### PROBLEM STATEMENT
Extract the complete listing and repeat it word for word.

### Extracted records
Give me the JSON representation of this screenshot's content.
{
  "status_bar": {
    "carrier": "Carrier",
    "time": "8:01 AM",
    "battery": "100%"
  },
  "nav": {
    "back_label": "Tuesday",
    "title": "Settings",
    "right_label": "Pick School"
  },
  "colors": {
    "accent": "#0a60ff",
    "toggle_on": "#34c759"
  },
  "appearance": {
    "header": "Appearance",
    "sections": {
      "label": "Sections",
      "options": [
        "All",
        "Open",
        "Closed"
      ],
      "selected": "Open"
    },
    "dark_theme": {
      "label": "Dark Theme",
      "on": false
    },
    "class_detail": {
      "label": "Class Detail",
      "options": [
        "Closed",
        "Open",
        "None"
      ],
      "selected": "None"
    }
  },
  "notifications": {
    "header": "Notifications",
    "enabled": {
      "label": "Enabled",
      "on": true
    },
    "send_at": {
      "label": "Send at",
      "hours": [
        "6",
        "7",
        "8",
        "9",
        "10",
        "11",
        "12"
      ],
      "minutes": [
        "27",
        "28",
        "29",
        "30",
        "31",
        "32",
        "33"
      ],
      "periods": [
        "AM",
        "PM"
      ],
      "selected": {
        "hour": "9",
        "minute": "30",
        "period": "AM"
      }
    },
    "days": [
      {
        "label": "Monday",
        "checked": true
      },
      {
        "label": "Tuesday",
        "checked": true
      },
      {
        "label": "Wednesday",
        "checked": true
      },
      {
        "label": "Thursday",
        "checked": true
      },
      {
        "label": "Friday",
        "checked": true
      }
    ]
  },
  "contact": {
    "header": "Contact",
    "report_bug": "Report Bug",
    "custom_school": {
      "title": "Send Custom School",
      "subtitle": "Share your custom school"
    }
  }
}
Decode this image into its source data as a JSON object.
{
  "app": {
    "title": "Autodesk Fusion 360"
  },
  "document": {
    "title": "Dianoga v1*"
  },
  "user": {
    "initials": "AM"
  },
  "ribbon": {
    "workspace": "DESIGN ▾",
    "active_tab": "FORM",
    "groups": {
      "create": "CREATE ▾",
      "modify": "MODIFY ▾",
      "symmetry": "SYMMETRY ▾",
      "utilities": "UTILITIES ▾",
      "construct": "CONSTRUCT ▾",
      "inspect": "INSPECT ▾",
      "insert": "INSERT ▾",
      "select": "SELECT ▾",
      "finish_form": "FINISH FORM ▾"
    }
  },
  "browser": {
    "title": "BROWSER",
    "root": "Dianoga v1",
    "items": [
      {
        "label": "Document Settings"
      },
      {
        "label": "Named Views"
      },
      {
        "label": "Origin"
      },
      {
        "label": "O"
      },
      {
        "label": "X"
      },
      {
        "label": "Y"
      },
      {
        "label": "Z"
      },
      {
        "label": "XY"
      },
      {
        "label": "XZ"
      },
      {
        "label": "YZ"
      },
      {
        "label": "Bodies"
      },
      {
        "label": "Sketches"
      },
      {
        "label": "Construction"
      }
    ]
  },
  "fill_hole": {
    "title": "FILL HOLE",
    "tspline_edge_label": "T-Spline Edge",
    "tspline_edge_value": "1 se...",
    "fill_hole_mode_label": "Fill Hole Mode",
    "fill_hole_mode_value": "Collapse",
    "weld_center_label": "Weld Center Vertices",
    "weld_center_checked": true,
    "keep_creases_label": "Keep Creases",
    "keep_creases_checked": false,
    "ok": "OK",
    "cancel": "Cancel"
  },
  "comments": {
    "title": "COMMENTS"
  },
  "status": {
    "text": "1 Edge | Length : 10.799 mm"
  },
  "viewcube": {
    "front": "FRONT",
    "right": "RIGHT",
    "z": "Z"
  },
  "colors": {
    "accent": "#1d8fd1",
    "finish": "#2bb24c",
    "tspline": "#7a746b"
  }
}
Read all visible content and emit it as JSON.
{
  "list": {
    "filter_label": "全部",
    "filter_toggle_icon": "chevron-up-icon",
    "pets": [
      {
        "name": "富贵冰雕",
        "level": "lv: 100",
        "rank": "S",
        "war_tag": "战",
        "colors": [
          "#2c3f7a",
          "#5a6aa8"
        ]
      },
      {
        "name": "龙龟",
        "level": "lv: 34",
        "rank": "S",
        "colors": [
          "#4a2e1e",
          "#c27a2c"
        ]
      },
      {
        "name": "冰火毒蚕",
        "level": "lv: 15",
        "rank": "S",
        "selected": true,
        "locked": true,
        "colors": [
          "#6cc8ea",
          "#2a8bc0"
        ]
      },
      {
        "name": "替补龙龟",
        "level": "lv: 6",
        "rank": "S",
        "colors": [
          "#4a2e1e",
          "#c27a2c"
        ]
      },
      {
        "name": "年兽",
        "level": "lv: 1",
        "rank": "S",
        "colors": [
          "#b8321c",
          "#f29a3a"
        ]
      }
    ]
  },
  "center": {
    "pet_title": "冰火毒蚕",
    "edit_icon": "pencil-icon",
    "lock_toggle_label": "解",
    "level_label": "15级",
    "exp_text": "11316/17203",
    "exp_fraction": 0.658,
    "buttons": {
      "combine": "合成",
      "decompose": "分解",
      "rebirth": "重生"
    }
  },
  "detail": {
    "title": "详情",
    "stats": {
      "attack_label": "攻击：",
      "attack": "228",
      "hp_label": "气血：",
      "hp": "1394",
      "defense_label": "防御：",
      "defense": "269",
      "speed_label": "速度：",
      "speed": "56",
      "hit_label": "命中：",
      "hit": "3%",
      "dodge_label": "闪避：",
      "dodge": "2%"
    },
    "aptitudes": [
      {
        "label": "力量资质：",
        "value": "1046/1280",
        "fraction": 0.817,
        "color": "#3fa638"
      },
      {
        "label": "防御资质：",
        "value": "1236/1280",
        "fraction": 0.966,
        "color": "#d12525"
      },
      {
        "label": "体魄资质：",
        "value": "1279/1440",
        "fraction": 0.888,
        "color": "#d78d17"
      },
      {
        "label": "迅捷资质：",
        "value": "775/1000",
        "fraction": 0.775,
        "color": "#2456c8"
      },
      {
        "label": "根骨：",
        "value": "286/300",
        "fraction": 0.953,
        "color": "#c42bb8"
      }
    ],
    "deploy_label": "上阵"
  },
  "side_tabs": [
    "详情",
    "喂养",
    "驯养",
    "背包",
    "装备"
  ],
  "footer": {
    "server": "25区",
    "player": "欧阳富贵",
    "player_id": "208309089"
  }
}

### SOLVED PROBLEM
Give me the JSON representation of this screenshot's content.
{
  "status_bar": {
    "carrier": "Carrier",
    "time": "8:01 AM",
    "battery": "100%"
  },
  "nav": {
    "back_label": "Tuesday",
    "title": "Settings",
    "right_label": "Pick School"
  },
  "colors": {
    "accent": "#0a60ff",
    "toggle_on": "#34c759"
  },
  "appearance": {
    "header": "Appearance",
    "sections": {
      "label": "Sections",
      "options": [
        "All",
        "Open",
        "Closed"
      ],
      "selected": "Open"
    },
    "dark_theme": {
      "label": "Dark Theme",
      "on": false
    },
    "class_detail": {
      "label": "Class Detail",
      "options": [
        "Closed",
        "Open",
        "None"
      ],
      "selected": "None"
    }
  },
  "notifications": {
    "header": "Notifications",
    "enabled": {
      "label": "Enabled",
      "on": true
    },
    "send_at": {
      "label": "Send at",
      "hours": [
        "6",
        "7",
        "8",
        "9",
        "10",
        "11",
        "12"
      ],
      "minutes": [
        "27",
        "28",
        "29",
        "30",
        "31",
        "32",
        "33"
      ],
      "periods": [
        "AM",
        "PM"
      ],
      "selected": {
        "hour": "9",
        "minute": "30",
        "period": "AM"
      }
    },
    "days": [
      {
        "label": "Monday",
        "checked": true
      },
      {
        "label": "Tuesday",
        "checked": true
      },
      {
        "label": "Wednesday",
        "checked": true
      },
      {
        "label": "Thursday",
        "checked": true
      },
      {
        "label": "Friday",
        "checked": true
      }
    ]
  },
  "contact": {
    "header": "Contact",
    "report_bug": "Report Bug",
    "custom_school": {
      "title": "Send Custom School",
      "subtitle": "Share your custom school"
    }
  }
}
Decode this image into its source data as a JSON object.
{
  "app": {
    "title": "Autodesk Fusion 360"
  },
  "document": {
    "title": "Dianoga v1*"
  },
  "user": {
    "initials": "AM"
  },
  "ribbon": {
    "workspace": "DESIGN ▾",
    "active_tab": "FORM",
    "groups": {
      "create": "CREATE ▾",
      "modify": "MODIFY ▾",
      "symmetry": "SYMMETRY ▾",
      "utilities": "UTILITIES ▾",
      "construct": "CONSTRUCT ▾",
      "inspect": "INSPECT ▾",
      "insert": "INSERT ▾",
      "select": "SELECT ▾",
      "finish_form": "FINISH FORM ▾"
    }
  },
  "browser": {
    "title": "BROWSER",
    "root": "Dianoga v1",
    "items": [
      {
        "label": "Document Settings"
      },
      {
        "label": "Named Views"
      },
      {
        "label": "Origin"
      },
      {
        "label": "O"
      },
      {
        "label": "X"
      },
      {
        "label": "Y"
      },
      {
        "label": "Z"
      },
      {
        "label": "XY"
      },
      {
        "label": "XZ"
      },
      {
        "label": "YZ"
      },
      {
        "label": "Bodies"
      },
      {
        "label": "Sketches"
      },
      {
        "label": "Construction"
      }
    ]
  },
  "fill_hole": {
    "title": "FILL HOLE",
    "tspline_edge_label": "T-Spline Edge",
    "tspline_edge_value": "1 se...",
    "fill_hole_mode_label": "Fill Hole Mode",
    "fill_hole_mode_value": "Collapse",
    "weld_center_label": "Weld Center Vertices",
    "weld_center_checked": true,
    "keep_creases_label": "Keep Creases",
    "keep_creases_checked": false,
    "ok": "OK",
    "cancel": "Cancel"
  },
  "comments": {
    "title": "COMMENTS"
  },
  "status": {
    "text": "1 Edge | Length : 10.799 mm"
  },
  "viewcube": {
    "front": "FRONT",
    "right": "RIGHT",
    "z": "Z"
  },
  "colors": {
    "accent": "#1d8fd1",
    "finish": "#2bb24c",
    "tspline": "#7a746b"
  }
}
Read all visible content and emit it as JSON.
{
  "list": {
    "filter_label": "全部",
    "filter_toggle_icon": "chevron-up-icon",
    "pets": [
      {
        "name": "富贵冰雕",
        "level": "lv: 100",
        "rank": "S",
        "war_tag": "战",
        "colors": [
          "#2c3f7a",
          "#5a6aa8"
        ]
      },
      {
        "name": "龙龟",
        "level": "lv: 34",
        "rank": "S",
        "colors": [
          "#4a2e1e",
          "#c27a2c"
        ]
      },
      {
        "name": "冰火毒蚕",
        "level": "lv: 15",
        "rank": "S",
        "selected": true,
        "locked": true,
        "colors": [
          "#6cc8ea",
          "#2a8bc0"
        ]
      },
      {
        "name": "替补龙龟",
        "level": "lv: 6",
        "rank": "S",
        "colors": [
          "#4a2e1e",
          "#c27a2c"
        ]
      },
      {
        "name": "年兽",
        "level": "lv: 1",
        "rank": "S",
        "colors": [
          "#b8321c",
          "#f29a3a"
        ]
      }
    ]
  },
  "center": {
    "pet_title": "冰火毒蚕",
    "edit_icon": "pencil-icon",
    "lock_toggle_label": "解",
    "level_label": "15级",
    "exp_text": "11316/17203",
    "exp_fraction": 0.658,
    "buttons": {
      "combine": "合成",
      "decompose": "分解",
      "rebirth": "重生"
    }
  },
  "detail": {
    "title": "详情",
    "stats": {
      "attack_label": "攻击：",
      "attack": "228",
      "hp_label": "气血：",
      "hp": "1394",
      "defense_label": "防御：",
      "defense": "269",
      "speed_label": "速度：",
      "speed": "56",
      "hit_label": "命中：",
      "hit": "3%",
      "dodge_label": "闪避：",
      "dodge": "2%"
    },
    "aptitudes": [
      {
        "label": "力量资质：",
        "value": "1046/1280",
        "fraction": 0.817,
        "color": "#3fa638"
      },
      {
        "label": "防御资质：",
        "value": "1236/1280",
        "fraction": 0.966,
        "color": "#d12525"
      },
      {
        "label": "体魄资质：",
        "value": "1279/1440",
        "fraction": 0.888,
        "color": "#d78d17"
      },
      {
        "label": "迅捷资质：",
        "value": "775/1000",
        "fraction": 0.775,
        "color": "#2456c8"
      },
      {
        "label": "根骨：",
        "value": "286/300",
        "fraction": 0.953,
        "color": "#c42bb8"
      }
    ],
    "deploy_label": "上阵"
  },
  "side_tabs": [
    "详情",
    "喂养",
    "驯养",
    "背包",
    "装备"
  ],
  "footer": {
    "server": "25区",
    "player": "欧阳富贵",
    "player_id": "208309089"
  }
}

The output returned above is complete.